SHORT TASK —
Report every line below that holds the word "Field".
--- MATERIALS PROVIDED ---
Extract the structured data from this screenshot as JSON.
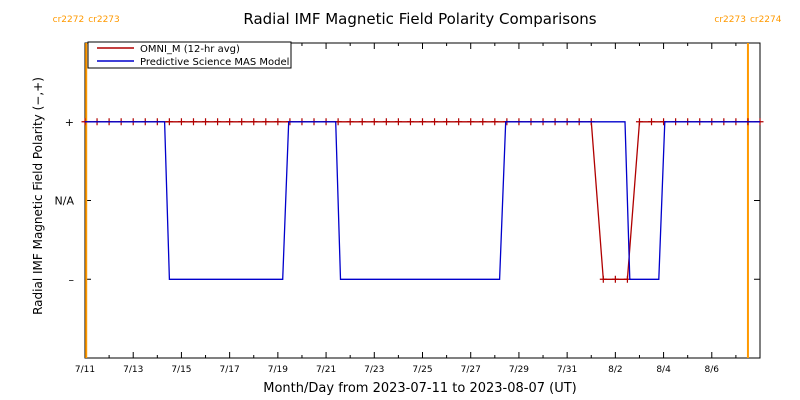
{
  "chart_data": {
    "type": "line",
    "title": "Radial IMF Magnetic Field Polarity Comparisons",
    "xlabel": "Month/Day from 2023-07-11 to 2023-08-07 (UT)",
    "ylabel": "Radial IMF Magnetic Field Polarity (−,+)",
    "x_range_days": [
      0,
      28
    ],
    "y_range": [
      -2,
      2
    ],
    "x_ticks": [
      {
        "day": 0,
        "label": "7/11"
      },
      {
        "day": 2,
        "label": "7/13"
      },
      {
        "day": 4,
        "label": "7/15"
      },
      {
        "day": 6,
        "label": "7/17"
      },
      {
        "day": 8,
        "label": "7/19"
      },
      {
        "day": 10,
        "label": "7/21"
      },
      {
        "day": 12,
        "label": "7/23"
      },
      {
        "day": 14,
        "label": "7/25"
      },
      {
        "day": 16,
        "label": "7/27"
      },
      {
        "day": 18,
        "label": "7/29"
      },
      {
        "day": 20,
        "label": "7/31"
      },
      {
        "day": 22,
        "label": "8/2"
      },
      {
        "day": 24,
        "label": "8/4"
      },
      {
        "day": 26,
        "label": "8/6"
      }
    ],
    "y_ticks": [
      {
        "value": 1,
        "label": "+"
      },
      {
        "value": 0,
        "label": "N/A"
      },
      {
        "value": -1,
        "label": "–"
      }
    ],
    "carrington_markers": [
      {
        "day": 0.05,
        "left": "cr2272",
        "right": "cr2273",
        "color": "#ff9900"
      },
      {
        "day": 27.5,
        "left": "cr2273",
        "right": "cr2274",
        "color": "#ff9900"
      }
    ],
    "legend": {
      "placement": "top-left"
    },
    "series": [
      {
        "name": "OMNI_M (12-hr avg)",
        "color": "#b00000",
        "marker": "plus",
        "points": [
          [
            0.0,
            1
          ],
          [
            0.5,
            1
          ],
          [
            1.0,
            1
          ],
          [
            1.5,
            1
          ],
          [
            2.0,
            1
          ],
          [
            2.5,
            1
          ],
          [
            3.0,
            1
          ],
          [
            3.5,
            1
          ],
          [
            4.0,
            1
          ],
          [
            4.5,
            1
          ],
          [
            5.0,
            1
          ],
          [
            5.5,
            1
          ],
          [
            6.0,
            1
          ],
          [
            6.5,
            1
          ],
          [
            7.0,
            1
          ],
          [
            7.5,
            1
          ],
          [
            8.0,
            1
          ],
          [
            8.5,
            1
          ],
          [
            9.0,
            1
          ],
          [
            9.5,
            1
          ],
          [
            10.0,
            1
          ],
          [
            10.5,
            1
          ],
          [
            11.0,
            1
          ],
          [
            11.5,
            1
          ],
          [
            12.0,
            1
          ],
          [
            12.5,
            1
          ],
          [
            13.0,
            1
          ],
          [
            13.5,
            1
          ],
          [
            14.0,
            1
          ],
          [
            14.5,
            1
          ],
          [
            15.0,
            1
          ],
          [
            15.5,
            1
          ],
          [
            16.0,
            1
          ],
          [
            16.5,
            1
          ],
          [
            17.0,
            1
          ],
          [
            17.5,
            1
          ],
          [
            18.0,
            1
          ],
          [
            18.5,
            1
          ],
          [
            19.0,
            1
          ],
          [
            19.5,
            1
          ],
          [
            20.0,
            1
          ],
          [
            20.5,
            1
          ],
          [
            21.0,
            1
          ],
          [
            21.5,
            -1
          ],
          [
            22.0,
            -1
          ],
          [
            22.5,
            -1
          ],
          [
            23.0,
            1
          ],
          [
            23.5,
            1
          ],
          [
            24.0,
            1
          ],
          [
            24.5,
            1
          ],
          [
            25.0,
            1
          ],
          [
            25.5,
            1
          ],
          [
            26.0,
            1
          ],
          [
            26.5,
            1
          ],
          [
            27.0,
            1
          ],
          [
            27.5,
            1
          ],
          [
            28.0,
            1
          ]
        ]
      },
      {
        "name": "Predictive Science MAS Model",
        "color": "#0000cc",
        "marker": "none",
        "points": [
          [
            0.0,
            1
          ],
          [
            3.3,
            1
          ],
          [
            3.5,
            -1
          ],
          [
            8.2,
            -1
          ],
          [
            8.45,
            1
          ],
          [
            10.4,
            1
          ],
          [
            10.6,
            -1
          ],
          [
            17.2,
            -1
          ],
          [
            17.45,
            1
          ],
          [
            22.4,
            1
          ],
          [
            22.6,
            -1
          ],
          [
            23.8,
            -1
          ],
          [
            24.05,
            1
          ],
          [
            28.0,
            1
          ]
        ]
      }
    ]
  }
}
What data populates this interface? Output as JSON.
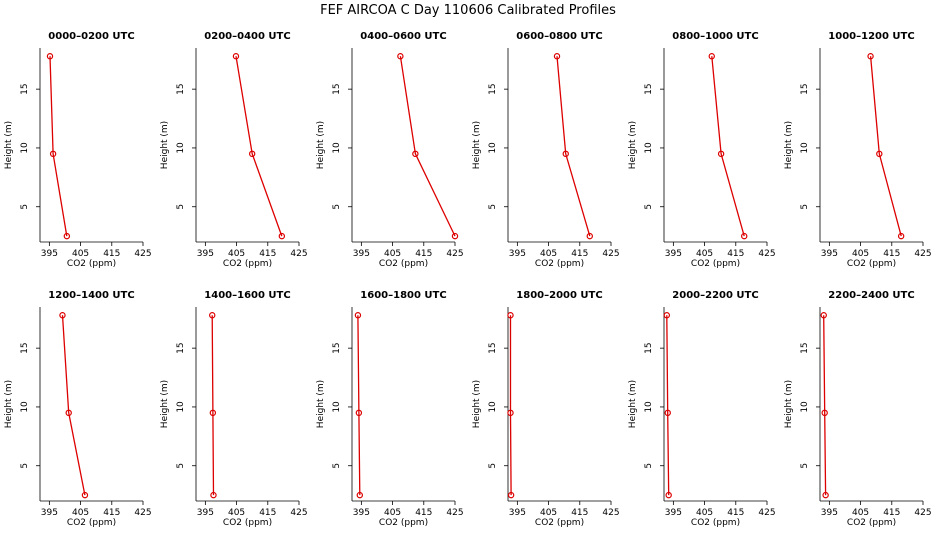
{
  "title": "FEF  AIRCOA C  Day 110606  Calibrated Profiles",
  "colors": {
    "series": "#dd0000",
    "axis": "#000000",
    "background": "#ffffff"
  },
  "chart_data": {
    "type": "line",
    "xlabel": "CO2 (ppm)",
    "ylabel": "Height (m)",
    "xlim": [
      392,
      425
    ],
    "ylim": [
      2,
      18.5
    ],
    "xticks": [
      395,
      405,
      415,
      425
    ],
    "yticks": [
      5,
      10,
      15
    ],
    "grid": false,
    "panels": [
      {
        "title": "0000–0200 UTC",
        "points": [
          {
            "x": 395.2,
            "y": 17.8
          },
          {
            "x": 396.2,
            "y": 9.5
          },
          {
            "x": 400.6,
            "y": 2.5
          }
        ]
      },
      {
        "title": "0200–0400 UTC",
        "points": [
          {
            "x": 404.8,
            "y": 17.8
          },
          {
            "x": 410.0,
            "y": 9.5
          },
          {
            "x": 419.5,
            "y": 2.5
          }
        ]
      },
      {
        "title": "0400–0600 UTC",
        "points": [
          {
            "x": 407.5,
            "y": 17.8
          },
          {
            "x": 412.3,
            "y": 9.5
          },
          {
            "x": 425.0,
            "y": 2.5
          }
        ]
      },
      {
        "title": "0600–0800 UTC",
        "points": [
          {
            "x": 407.7,
            "y": 17.8
          },
          {
            "x": 410.5,
            "y": 9.5
          },
          {
            "x": 418.2,
            "y": 2.5
          }
        ]
      },
      {
        "title": "0800–1000 UTC",
        "points": [
          {
            "x": 407.3,
            "y": 17.8
          },
          {
            "x": 410.3,
            "y": 9.5
          },
          {
            "x": 417.7,
            "y": 2.5
          }
        ]
      },
      {
        "title": "1000–1200 UTC",
        "points": [
          {
            "x": 408.2,
            "y": 17.8
          },
          {
            "x": 411.0,
            "y": 9.5
          },
          {
            "x": 418.0,
            "y": 2.5
          }
        ]
      },
      {
        "title": "1200–1400 UTC",
        "points": [
          {
            "x": 399.2,
            "y": 17.8
          },
          {
            "x": 401.2,
            "y": 9.5
          },
          {
            "x": 406.4,
            "y": 2.5
          }
        ]
      },
      {
        "title": "1400–1600 UTC",
        "points": [
          {
            "x": 397.2,
            "y": 17.8
          },
          {
            "x": 397.4,
            "y": 9.5
          },
          {
            "x": 397.6,
            "y": 2.5
          }
        ]
      },
      {
        "title": "1600–1800 UTC",
        "points": [
          {
            "x": 393.9,
            "y": 17.8
          },
          {
            "x": 394.2,
            "y": 9.5
          },
          {
            "x": 394.5,
            "y": 2.5
          }
        ]
      },
      {
        "title": "1800–2000 UTC",
        "points": [
          {
            "x": 392.8,
            "y": 17.8
          },
          {
            "x": 392.8,
            "y": 9.5
          },
          {
            "x": 393.0,
            "y": 2.5
          }
        ]
      },
      {
        "title": "2000–2200 UTC",
        "points": [
          {
            "x": 392.9,
            "y": 17.8
          },
          {
            "x": 393.2,
            "y": 9.5
          },
          {
            "x": 393.5,
            "y": 2.5
          }
        ]
      },
      {
        "title": "2200–2400 UTC",
        "points": [
          {
            "x": 393.2,
            "y": 17.8
          },
          {
            "x": 393.5,
            "y": 9.5
          },
          {
            "x": 393.8,
            "y": 2.5
          }
        ]
      }
    ]
  }
}
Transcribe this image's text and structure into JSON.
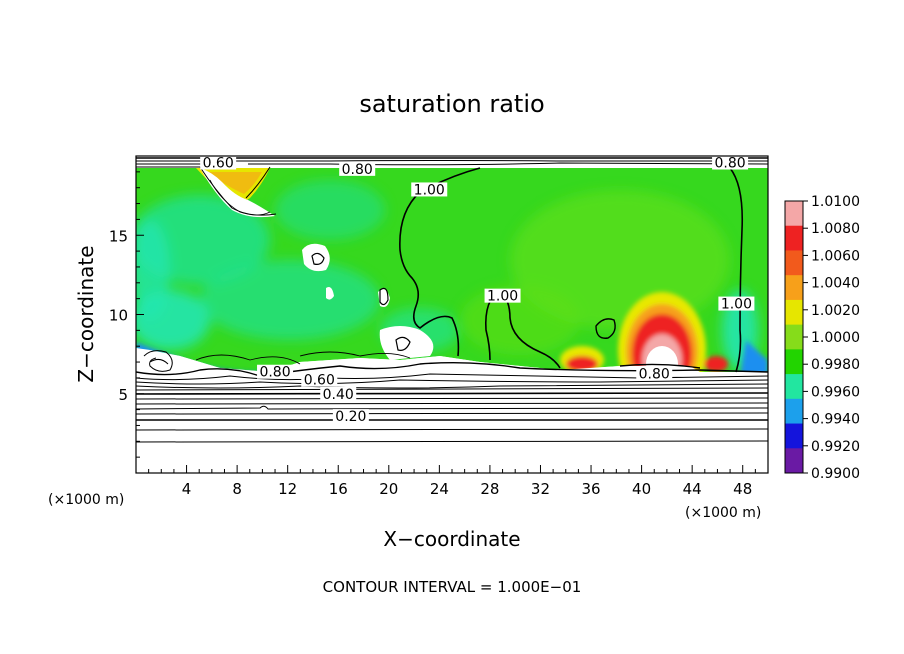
{
  "chart_data": {
    "type": "heatmap",
    "title": "saturation ratio",
    "xlabel": "X−coordinate",
    "ylabel": "Z−coordinate",
    "x_unit": "(×1000 m)",
    "z_unit": "(×1000 m)",
    "xlim": [
      0,
      50
    ],
    "ylim": [
      0,
      20
    ],
    "x_ticks": [
      4,
      8,
      12,
      16,
      20,
      24,
      28,
      32,
      36,
      40,
      44,
      48
    ],
    "y_ticks": [
      5,
      10,
      15
    ],
    "colorbar": {
      "levels": [
        "1.0100",
        "1.0080",
        "1.0060",
        "1.0040",
        "1.0020",
        "1.0000",
        "0.9980",
        "0.9960",
        "0.9940",
        "0.9920",
        "0.9900"
      ],
      "colors": [
        "#f4a7a7",
        "#ee2222",
        "#f25a1c",
        "#f7a01a",
        "#e6e600",
        "#86dc1a",
        "#22d400",
        "#22e6a0",
        "#1ca0ec",
        "#1414dc",
        "#6a1aa4"
      ]
    },
    "contour_levels": [
      0.2,
      0.4,
      0.6,
      0.8,
      1.0
    ],
    "contour_labels": [
      {
        "text": "0.60",
        "x": 6.5,
        "z": 19.4
      },
      {
        "text": "0.80",
        "x": 17.5,
        "z": 19.0
      },
      {
        "text": "0.80",
        "x": 47.0,
        "z": 19.4
      },
      {
        "text": "1.00",
        "x": 23.2,
        "z": 17.7
      },
      {
        "text": "1.00",
        "x": 29.0,
        "z": 11.0
      },
      {
        "text": "1.00",
        "x": 47.5,
        "z": 10.5
      },
      {
        "text": "0.80",
        "x": 11.0,
        "z": 6.2
      },
      {
        "text": "0.60",
        "x": 14.5,
        "z": 5.7
      },
      {
        "text": "0.40",
        "x": 16.0,
        "z": 4.8
      },
      {
        "text": "0.20",
        "x": 17.0,
        "z": 3.4
      },
      {
        "text": "0.80",
        "x": 41.0,
        "z": 6.1
      }
    ],
    "footer": "CONTOUR INTERVAL = 1.000E−01"
  }
}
---
EXERCISE ANSWER —
    "title": "Radial IMF Magnetic Field Polarity Comparisons",
    "ylabel": "Radial IMF Magnetic Field Polarity (−,+)",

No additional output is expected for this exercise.